- **Instructions for the task**
Please find all lines in the data that hold the string "screenshot" and copy them.

== Items

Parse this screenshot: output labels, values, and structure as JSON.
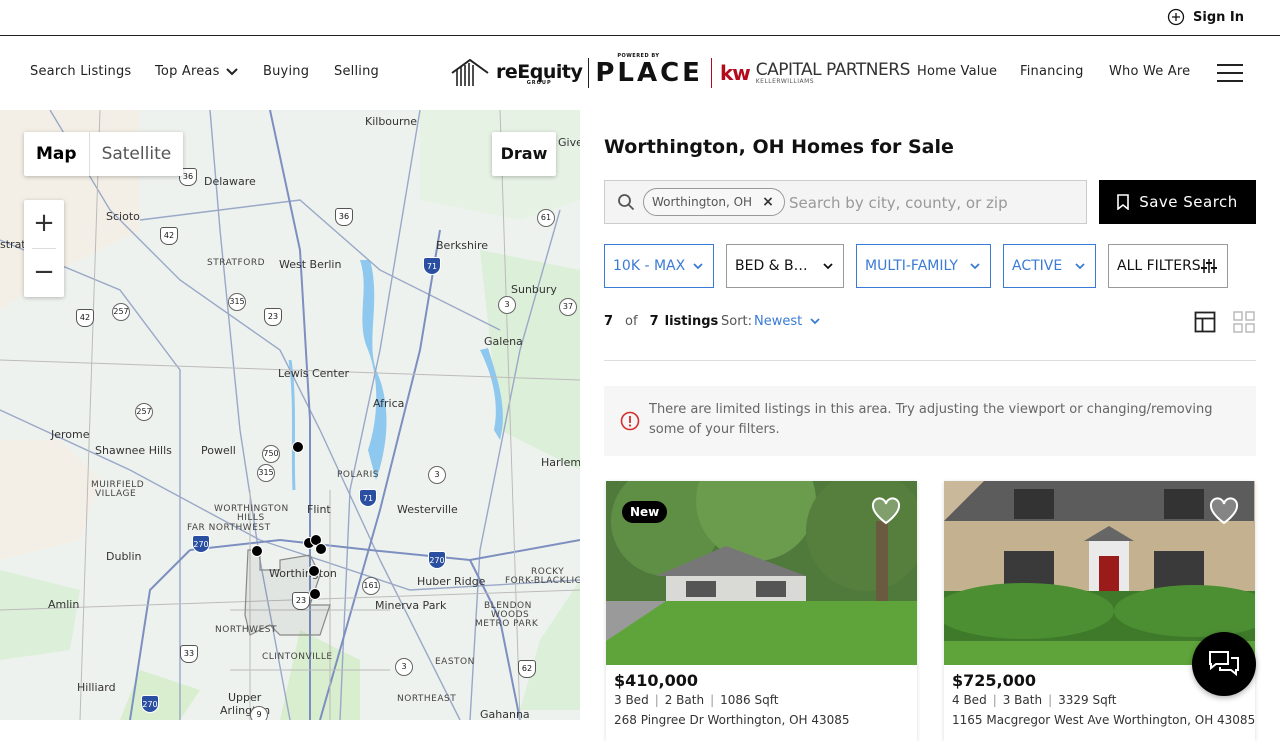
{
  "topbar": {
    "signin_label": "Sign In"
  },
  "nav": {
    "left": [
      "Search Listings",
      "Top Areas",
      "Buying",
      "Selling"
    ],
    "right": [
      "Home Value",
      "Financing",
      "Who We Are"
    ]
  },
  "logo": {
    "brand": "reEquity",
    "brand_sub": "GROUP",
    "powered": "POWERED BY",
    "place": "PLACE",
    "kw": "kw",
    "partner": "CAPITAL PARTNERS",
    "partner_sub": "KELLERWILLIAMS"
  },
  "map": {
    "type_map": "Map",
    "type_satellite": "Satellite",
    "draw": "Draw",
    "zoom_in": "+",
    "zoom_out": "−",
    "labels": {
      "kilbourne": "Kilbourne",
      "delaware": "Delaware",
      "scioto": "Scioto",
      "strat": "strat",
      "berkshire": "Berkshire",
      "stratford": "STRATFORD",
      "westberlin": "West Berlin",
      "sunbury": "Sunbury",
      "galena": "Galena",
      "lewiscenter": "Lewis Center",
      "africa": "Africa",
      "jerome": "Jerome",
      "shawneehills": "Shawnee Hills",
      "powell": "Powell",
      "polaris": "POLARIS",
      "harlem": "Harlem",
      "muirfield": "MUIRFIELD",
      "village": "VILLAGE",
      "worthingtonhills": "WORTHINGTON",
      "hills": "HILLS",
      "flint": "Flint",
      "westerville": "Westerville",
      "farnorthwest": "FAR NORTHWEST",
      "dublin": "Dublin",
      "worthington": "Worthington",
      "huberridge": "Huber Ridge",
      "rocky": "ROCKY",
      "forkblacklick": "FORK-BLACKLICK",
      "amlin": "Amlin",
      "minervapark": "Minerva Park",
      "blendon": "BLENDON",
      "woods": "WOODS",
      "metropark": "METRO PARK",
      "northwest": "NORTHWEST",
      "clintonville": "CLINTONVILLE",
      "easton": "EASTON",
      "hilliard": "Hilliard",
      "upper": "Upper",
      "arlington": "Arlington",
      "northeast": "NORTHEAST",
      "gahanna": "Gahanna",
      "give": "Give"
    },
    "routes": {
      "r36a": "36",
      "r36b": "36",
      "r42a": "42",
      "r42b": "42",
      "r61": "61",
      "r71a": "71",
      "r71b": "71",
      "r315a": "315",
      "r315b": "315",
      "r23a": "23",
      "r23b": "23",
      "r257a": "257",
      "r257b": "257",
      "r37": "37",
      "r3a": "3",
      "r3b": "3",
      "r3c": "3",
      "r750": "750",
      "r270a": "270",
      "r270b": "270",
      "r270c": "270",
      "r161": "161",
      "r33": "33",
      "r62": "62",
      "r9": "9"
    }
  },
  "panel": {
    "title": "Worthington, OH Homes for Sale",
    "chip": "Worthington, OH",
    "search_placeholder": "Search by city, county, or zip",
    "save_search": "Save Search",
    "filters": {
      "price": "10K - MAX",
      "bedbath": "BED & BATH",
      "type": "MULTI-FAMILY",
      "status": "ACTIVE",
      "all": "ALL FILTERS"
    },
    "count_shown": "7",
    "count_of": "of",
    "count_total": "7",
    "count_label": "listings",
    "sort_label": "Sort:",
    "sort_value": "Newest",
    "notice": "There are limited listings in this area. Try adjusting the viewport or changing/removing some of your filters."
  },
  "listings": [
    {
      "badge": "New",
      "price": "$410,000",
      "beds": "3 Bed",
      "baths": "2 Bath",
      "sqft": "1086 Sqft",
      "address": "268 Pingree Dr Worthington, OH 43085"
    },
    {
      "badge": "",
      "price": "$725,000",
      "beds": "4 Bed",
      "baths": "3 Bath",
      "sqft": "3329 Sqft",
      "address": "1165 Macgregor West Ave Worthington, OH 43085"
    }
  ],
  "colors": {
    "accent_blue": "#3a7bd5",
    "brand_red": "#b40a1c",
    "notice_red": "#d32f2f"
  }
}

====
== Items

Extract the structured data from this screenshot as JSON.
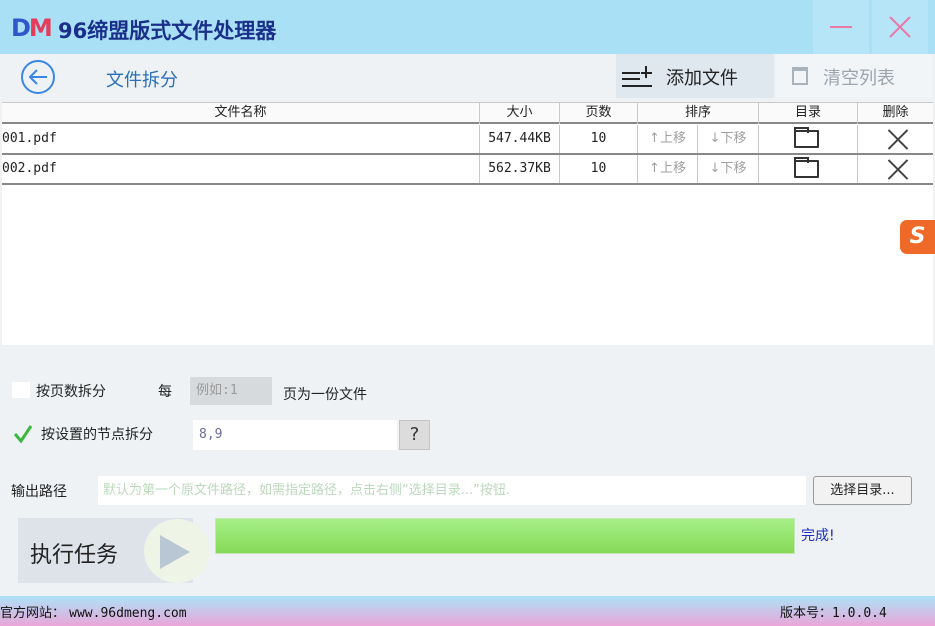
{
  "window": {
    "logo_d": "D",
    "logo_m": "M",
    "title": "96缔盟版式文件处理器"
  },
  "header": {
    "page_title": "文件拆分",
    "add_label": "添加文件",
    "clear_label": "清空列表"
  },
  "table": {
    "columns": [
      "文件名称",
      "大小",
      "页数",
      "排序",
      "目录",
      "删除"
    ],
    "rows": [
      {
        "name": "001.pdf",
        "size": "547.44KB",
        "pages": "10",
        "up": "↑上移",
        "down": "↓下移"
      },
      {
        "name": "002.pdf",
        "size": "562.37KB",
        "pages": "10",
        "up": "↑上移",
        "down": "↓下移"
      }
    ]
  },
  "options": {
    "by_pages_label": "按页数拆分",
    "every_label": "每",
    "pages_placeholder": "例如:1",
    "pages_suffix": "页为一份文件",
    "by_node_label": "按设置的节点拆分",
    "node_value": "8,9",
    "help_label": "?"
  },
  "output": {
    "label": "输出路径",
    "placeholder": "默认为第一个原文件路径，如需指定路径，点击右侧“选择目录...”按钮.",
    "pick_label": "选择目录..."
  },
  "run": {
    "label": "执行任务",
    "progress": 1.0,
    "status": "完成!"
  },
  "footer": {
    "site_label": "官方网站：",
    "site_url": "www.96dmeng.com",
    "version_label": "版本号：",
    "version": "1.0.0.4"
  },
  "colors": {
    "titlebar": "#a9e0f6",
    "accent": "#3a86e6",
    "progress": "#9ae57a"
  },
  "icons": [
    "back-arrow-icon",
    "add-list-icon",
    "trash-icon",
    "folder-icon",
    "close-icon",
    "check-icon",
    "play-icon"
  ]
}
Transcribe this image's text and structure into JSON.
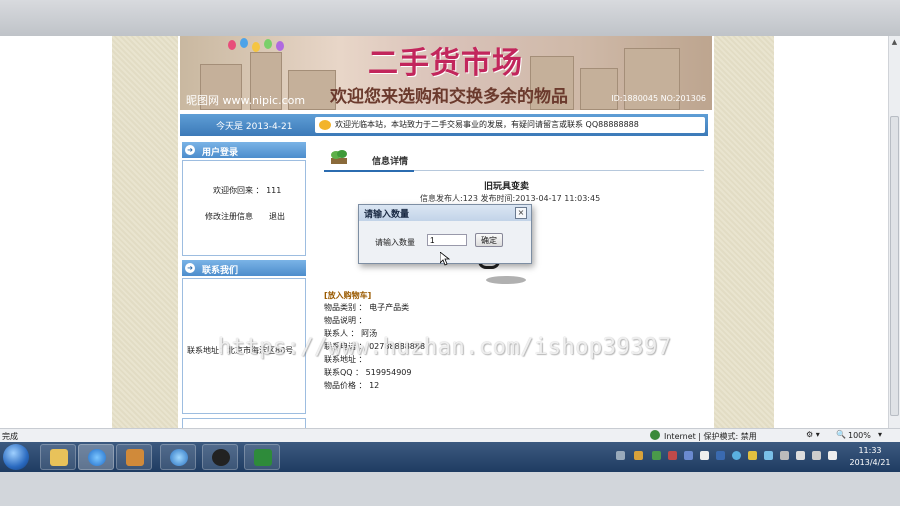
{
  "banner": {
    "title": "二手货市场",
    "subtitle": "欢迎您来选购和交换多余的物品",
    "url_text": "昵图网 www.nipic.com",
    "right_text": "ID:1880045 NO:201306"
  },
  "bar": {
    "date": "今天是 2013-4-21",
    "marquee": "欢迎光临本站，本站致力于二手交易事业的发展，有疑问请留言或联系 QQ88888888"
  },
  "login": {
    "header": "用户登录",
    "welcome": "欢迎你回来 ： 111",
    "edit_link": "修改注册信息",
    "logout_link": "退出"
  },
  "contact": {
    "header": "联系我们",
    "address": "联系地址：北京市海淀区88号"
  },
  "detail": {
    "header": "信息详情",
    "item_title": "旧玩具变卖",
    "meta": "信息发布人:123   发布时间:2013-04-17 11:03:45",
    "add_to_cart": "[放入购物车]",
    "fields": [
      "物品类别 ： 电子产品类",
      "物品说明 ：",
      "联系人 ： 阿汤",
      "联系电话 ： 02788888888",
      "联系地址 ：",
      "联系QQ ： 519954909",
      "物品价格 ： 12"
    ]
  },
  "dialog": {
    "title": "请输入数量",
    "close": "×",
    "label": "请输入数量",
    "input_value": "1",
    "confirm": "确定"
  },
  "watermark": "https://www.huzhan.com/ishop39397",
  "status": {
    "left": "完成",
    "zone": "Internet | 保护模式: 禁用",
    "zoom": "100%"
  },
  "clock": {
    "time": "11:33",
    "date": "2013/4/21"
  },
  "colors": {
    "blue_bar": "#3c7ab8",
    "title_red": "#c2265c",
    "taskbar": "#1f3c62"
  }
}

====

- **Answer for the task**
Parse this screenshot: output labels, values, and structure as JSON.
Extract the structured data from this screenshot as JSON.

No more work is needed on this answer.